-------- DATA SHOWN

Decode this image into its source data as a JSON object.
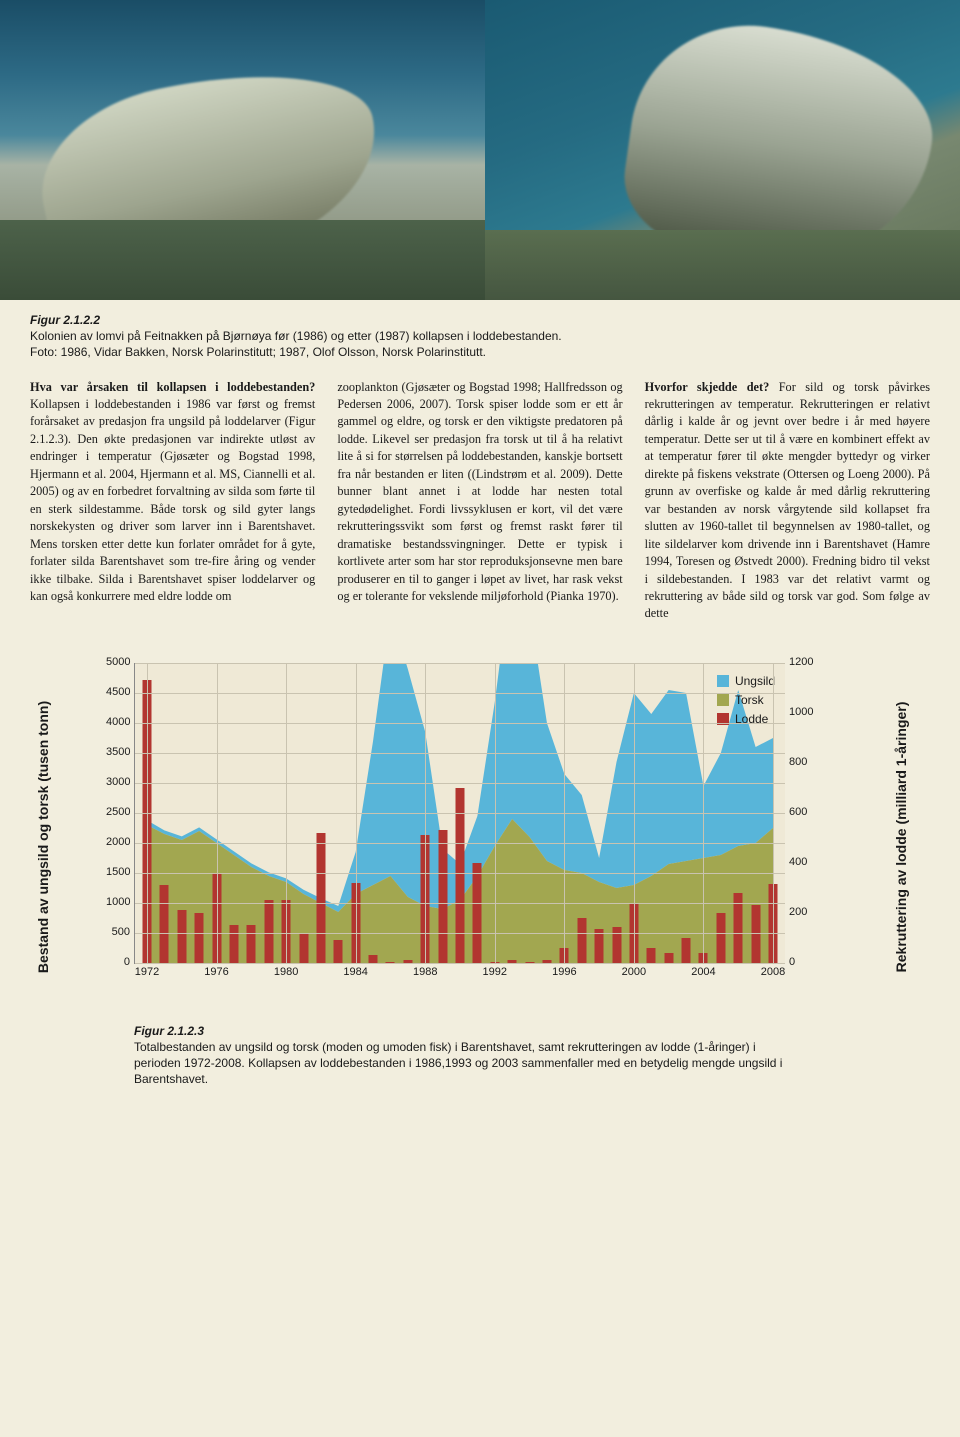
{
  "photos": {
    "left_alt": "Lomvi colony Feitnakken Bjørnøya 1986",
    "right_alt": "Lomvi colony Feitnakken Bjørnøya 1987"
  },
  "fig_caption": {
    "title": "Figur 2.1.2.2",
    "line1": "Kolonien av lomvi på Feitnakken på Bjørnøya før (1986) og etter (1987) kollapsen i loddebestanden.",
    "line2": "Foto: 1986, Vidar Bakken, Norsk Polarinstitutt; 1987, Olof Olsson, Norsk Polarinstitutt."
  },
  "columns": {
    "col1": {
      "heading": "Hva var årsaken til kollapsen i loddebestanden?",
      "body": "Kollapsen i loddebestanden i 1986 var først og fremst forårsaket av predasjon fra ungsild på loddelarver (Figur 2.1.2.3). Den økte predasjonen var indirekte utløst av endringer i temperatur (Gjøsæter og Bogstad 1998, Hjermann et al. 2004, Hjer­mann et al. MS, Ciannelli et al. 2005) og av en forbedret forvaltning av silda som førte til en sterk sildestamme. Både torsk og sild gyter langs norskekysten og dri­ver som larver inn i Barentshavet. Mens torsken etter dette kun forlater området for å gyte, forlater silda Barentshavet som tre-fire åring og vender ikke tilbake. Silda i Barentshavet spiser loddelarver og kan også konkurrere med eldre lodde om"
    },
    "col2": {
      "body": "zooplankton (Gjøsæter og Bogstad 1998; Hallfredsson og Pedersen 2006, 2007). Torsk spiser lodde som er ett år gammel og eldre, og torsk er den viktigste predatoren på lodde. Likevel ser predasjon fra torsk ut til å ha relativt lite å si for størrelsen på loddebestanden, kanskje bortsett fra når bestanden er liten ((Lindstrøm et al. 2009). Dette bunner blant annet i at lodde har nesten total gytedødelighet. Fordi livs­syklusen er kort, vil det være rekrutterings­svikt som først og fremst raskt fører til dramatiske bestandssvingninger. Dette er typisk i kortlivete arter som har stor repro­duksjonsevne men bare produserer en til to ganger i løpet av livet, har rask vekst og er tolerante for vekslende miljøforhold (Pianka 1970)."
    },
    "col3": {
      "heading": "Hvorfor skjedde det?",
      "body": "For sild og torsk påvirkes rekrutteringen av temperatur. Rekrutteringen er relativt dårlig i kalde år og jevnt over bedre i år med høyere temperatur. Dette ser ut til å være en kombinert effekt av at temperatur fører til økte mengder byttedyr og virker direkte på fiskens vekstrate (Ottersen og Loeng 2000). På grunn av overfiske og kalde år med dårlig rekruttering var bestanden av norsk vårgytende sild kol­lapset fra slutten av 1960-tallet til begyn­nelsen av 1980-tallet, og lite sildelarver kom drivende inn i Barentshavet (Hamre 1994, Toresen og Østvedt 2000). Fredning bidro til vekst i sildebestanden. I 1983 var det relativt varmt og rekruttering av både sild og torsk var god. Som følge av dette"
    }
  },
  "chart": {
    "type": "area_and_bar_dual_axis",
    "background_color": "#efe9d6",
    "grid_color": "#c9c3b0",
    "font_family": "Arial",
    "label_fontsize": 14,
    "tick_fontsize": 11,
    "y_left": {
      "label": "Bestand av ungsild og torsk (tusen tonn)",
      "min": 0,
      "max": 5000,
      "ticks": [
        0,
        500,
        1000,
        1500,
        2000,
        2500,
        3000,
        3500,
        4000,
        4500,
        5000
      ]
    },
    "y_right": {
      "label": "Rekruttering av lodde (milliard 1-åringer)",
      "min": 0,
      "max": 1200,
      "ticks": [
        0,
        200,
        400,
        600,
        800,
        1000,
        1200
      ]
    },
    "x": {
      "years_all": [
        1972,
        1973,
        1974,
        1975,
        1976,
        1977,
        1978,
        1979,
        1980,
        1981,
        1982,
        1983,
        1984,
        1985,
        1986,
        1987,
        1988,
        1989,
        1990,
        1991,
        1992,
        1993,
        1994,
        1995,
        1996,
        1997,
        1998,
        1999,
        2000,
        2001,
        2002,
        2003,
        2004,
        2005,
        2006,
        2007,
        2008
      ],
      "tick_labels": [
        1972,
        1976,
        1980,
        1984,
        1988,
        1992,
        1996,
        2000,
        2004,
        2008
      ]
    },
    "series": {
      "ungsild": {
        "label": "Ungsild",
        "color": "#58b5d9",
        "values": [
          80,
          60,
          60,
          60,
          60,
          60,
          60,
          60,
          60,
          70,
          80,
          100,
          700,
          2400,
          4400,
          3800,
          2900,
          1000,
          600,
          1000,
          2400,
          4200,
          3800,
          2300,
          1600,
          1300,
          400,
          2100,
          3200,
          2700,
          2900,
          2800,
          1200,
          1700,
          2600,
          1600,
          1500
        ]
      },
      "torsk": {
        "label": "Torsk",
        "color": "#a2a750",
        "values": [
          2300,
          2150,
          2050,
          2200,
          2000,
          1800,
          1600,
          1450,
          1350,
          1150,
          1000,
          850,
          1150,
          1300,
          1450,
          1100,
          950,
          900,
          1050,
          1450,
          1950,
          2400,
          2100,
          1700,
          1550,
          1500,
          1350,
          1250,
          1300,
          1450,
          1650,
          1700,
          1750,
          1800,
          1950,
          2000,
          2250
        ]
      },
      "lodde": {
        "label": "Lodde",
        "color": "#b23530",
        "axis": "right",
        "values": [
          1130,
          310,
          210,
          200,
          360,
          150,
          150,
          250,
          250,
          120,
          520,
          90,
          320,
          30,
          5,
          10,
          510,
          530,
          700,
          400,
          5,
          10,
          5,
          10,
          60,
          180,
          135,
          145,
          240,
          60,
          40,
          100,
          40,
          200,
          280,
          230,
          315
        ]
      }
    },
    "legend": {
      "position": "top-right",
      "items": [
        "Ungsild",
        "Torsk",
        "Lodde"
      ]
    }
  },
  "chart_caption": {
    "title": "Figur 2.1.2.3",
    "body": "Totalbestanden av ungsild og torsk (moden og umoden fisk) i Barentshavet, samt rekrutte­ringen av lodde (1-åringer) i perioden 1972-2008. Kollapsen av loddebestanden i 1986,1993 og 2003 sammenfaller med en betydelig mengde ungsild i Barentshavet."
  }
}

----------------
-------- DATA SHOWN

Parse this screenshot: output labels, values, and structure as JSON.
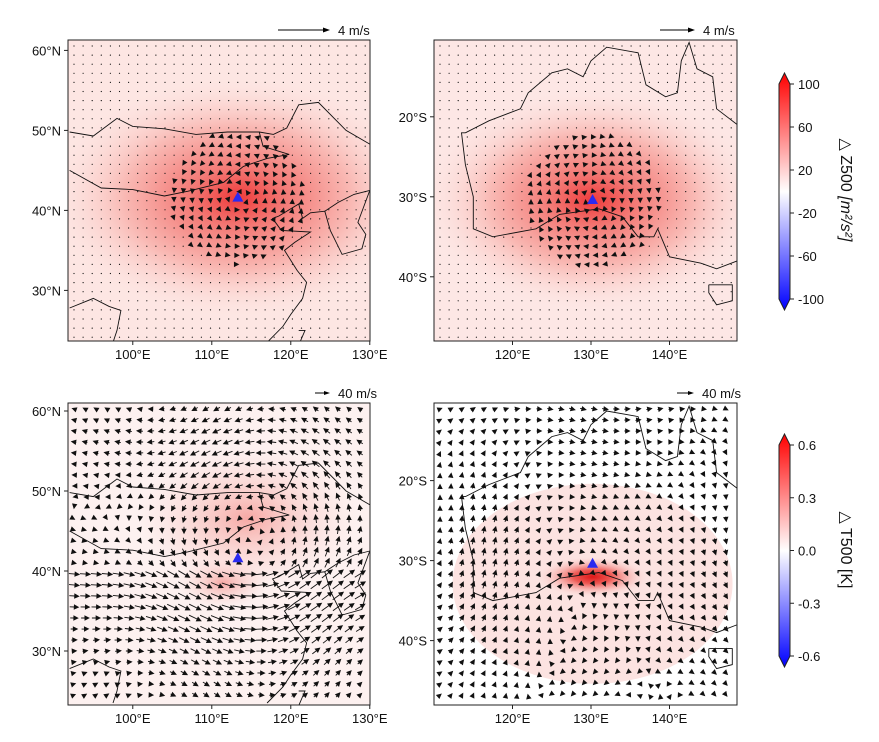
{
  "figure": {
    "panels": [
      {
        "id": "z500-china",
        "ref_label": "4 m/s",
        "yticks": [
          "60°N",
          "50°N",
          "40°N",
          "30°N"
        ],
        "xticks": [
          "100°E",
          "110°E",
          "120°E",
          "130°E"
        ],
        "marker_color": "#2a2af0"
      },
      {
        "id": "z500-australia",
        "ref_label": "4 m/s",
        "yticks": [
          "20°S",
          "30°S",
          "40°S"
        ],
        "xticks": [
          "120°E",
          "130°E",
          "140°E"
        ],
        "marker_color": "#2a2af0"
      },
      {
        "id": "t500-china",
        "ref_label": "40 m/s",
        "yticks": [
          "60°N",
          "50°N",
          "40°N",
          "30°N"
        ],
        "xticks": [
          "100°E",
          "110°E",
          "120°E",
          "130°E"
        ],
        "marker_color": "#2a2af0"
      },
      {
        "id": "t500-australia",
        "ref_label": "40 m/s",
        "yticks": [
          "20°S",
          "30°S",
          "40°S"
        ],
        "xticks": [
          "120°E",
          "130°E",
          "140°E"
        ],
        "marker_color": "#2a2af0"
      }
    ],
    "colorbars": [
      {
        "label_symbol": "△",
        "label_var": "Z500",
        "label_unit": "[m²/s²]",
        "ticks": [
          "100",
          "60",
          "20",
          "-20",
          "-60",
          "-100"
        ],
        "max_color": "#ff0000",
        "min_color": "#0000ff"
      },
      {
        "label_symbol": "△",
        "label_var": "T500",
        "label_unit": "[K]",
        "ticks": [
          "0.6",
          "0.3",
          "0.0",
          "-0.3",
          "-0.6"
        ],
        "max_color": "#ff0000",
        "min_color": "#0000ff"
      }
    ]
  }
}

----------------
-------- DATA SHOWN

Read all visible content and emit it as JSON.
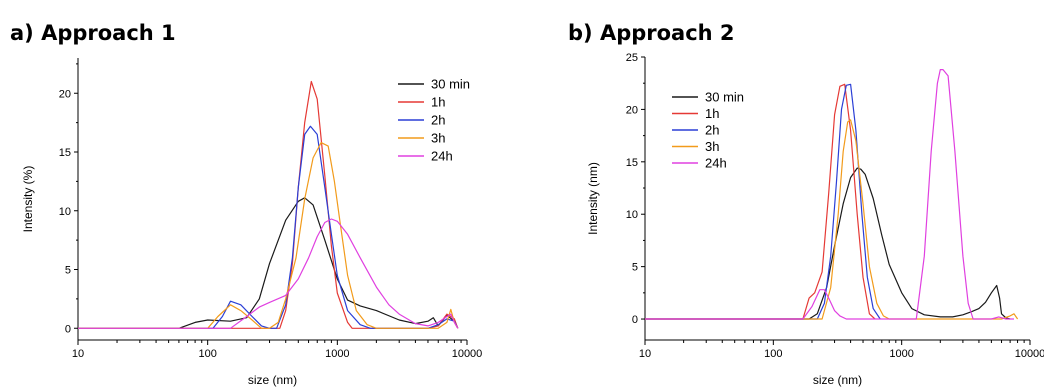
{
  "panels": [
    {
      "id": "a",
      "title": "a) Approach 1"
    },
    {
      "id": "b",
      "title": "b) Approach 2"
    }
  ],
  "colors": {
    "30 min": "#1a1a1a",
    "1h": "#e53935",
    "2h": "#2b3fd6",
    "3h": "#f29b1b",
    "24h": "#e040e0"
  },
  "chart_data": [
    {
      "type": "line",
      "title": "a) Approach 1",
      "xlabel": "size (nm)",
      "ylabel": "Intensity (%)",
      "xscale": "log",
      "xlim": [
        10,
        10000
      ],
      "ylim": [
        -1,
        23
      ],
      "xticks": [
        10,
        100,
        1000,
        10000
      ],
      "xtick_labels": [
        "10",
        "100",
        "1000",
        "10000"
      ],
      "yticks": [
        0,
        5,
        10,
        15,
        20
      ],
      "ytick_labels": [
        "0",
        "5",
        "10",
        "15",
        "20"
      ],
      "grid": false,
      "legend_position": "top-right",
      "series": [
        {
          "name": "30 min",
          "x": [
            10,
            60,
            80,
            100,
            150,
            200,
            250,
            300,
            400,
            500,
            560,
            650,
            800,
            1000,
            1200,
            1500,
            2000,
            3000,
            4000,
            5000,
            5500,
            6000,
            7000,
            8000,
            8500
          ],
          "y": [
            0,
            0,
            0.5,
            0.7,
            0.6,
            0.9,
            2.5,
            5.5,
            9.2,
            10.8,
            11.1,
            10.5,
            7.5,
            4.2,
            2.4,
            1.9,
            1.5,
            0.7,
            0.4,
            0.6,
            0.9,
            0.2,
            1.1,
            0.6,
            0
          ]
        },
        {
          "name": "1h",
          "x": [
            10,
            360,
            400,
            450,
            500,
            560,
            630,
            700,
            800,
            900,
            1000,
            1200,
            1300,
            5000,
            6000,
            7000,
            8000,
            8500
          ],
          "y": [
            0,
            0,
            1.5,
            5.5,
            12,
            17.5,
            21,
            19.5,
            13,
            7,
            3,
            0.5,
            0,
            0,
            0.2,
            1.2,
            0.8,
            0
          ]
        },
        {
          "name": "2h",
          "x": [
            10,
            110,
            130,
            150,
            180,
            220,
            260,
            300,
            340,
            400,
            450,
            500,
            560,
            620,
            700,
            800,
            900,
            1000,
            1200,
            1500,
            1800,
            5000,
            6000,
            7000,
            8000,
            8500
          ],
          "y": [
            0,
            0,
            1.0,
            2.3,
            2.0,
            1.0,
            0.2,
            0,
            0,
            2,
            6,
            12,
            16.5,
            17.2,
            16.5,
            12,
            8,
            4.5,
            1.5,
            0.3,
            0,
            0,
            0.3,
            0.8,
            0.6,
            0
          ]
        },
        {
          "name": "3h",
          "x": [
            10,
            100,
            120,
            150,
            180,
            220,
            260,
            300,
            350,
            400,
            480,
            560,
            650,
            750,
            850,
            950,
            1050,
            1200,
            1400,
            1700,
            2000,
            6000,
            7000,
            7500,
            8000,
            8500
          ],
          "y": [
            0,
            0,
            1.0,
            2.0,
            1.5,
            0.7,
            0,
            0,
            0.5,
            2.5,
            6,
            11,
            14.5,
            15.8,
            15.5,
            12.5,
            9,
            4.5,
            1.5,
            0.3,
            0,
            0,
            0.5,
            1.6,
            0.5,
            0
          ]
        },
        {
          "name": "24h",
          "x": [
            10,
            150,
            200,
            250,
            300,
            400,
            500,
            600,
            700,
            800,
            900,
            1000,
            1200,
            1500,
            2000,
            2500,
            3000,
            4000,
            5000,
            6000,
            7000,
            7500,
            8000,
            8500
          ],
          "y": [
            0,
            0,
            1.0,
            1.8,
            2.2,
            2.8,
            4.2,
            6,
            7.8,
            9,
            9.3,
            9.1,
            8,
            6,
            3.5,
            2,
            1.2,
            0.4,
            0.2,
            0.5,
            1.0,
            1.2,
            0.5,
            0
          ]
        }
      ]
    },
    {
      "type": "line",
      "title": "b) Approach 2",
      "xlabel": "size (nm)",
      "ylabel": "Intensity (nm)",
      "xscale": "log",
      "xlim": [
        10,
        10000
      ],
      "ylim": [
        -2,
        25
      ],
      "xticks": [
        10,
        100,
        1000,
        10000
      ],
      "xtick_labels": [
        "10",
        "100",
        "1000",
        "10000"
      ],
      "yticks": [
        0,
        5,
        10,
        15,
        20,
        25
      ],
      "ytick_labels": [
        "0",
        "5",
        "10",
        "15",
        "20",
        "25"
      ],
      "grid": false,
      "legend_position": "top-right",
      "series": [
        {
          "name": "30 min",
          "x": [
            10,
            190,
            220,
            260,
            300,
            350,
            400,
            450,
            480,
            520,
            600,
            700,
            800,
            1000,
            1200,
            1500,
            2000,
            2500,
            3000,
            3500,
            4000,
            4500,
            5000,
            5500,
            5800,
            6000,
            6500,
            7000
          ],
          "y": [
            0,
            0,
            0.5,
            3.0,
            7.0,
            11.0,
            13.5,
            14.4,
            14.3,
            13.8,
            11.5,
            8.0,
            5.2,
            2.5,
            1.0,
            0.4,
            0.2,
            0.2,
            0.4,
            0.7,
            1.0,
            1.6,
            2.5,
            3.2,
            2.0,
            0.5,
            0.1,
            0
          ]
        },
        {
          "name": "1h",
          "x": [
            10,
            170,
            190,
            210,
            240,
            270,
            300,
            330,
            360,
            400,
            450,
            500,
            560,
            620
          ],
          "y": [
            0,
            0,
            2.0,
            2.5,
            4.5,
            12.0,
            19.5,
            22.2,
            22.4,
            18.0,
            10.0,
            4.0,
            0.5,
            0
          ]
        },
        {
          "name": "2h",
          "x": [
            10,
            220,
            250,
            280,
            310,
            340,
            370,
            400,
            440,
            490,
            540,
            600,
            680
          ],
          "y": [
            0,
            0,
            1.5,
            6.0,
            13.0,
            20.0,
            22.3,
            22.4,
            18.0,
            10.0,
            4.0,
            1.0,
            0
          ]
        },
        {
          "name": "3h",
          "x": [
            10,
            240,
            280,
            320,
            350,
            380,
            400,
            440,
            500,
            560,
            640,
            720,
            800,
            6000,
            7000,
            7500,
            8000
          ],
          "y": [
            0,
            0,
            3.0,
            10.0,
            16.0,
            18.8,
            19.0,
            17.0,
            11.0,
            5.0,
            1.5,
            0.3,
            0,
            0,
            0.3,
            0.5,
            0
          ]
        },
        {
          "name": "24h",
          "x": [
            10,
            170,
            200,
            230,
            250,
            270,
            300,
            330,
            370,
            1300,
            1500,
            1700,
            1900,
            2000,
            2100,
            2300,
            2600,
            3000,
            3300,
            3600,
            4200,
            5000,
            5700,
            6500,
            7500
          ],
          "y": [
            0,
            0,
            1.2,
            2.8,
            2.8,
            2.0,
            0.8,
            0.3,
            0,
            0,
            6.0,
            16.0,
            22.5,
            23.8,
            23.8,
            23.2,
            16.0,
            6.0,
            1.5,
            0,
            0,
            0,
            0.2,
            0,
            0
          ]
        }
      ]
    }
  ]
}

----------------

Show each line in the entries that holds the string "Intensity".

      "ylabel": "Intensity (%)",
      "ylabel": "Intensity (nm)",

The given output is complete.